▶ **Task goal**: Count how many lines hold the string "Months". Give that number alone.

* Begin Given information *

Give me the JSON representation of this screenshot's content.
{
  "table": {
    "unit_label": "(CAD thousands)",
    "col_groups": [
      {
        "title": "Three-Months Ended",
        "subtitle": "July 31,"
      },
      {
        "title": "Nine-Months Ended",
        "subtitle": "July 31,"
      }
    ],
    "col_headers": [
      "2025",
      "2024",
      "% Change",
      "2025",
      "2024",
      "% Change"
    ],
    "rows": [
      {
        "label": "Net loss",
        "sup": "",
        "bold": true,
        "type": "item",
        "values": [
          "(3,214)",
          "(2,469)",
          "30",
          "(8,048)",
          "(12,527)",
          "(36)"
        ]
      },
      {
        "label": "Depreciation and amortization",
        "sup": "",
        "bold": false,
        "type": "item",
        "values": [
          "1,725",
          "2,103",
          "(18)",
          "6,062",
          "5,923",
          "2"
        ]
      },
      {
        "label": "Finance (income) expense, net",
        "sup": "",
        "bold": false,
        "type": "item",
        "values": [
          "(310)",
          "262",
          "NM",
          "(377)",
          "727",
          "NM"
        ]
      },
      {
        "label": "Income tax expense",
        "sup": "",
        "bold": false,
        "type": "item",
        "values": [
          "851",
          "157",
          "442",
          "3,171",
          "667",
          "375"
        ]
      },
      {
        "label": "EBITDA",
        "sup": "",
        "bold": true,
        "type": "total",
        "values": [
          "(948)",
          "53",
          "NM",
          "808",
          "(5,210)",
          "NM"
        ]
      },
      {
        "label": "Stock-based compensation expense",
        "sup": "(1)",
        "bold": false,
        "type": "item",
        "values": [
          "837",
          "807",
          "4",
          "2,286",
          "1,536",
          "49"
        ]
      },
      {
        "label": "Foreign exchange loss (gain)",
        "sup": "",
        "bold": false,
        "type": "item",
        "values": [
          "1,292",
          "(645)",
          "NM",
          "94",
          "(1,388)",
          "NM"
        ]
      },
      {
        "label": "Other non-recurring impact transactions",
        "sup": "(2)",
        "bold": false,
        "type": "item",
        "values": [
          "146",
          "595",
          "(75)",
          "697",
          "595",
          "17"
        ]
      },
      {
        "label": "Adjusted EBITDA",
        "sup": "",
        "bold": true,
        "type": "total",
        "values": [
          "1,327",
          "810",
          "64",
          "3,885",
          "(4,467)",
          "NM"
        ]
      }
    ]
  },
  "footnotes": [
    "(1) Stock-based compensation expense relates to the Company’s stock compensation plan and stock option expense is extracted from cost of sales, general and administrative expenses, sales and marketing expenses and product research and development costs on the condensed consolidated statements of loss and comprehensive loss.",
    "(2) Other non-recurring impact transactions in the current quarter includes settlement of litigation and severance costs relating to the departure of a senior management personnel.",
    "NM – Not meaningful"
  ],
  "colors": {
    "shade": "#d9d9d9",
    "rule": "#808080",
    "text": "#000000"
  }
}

* End Given information *

▶ **Solution to this task**: 2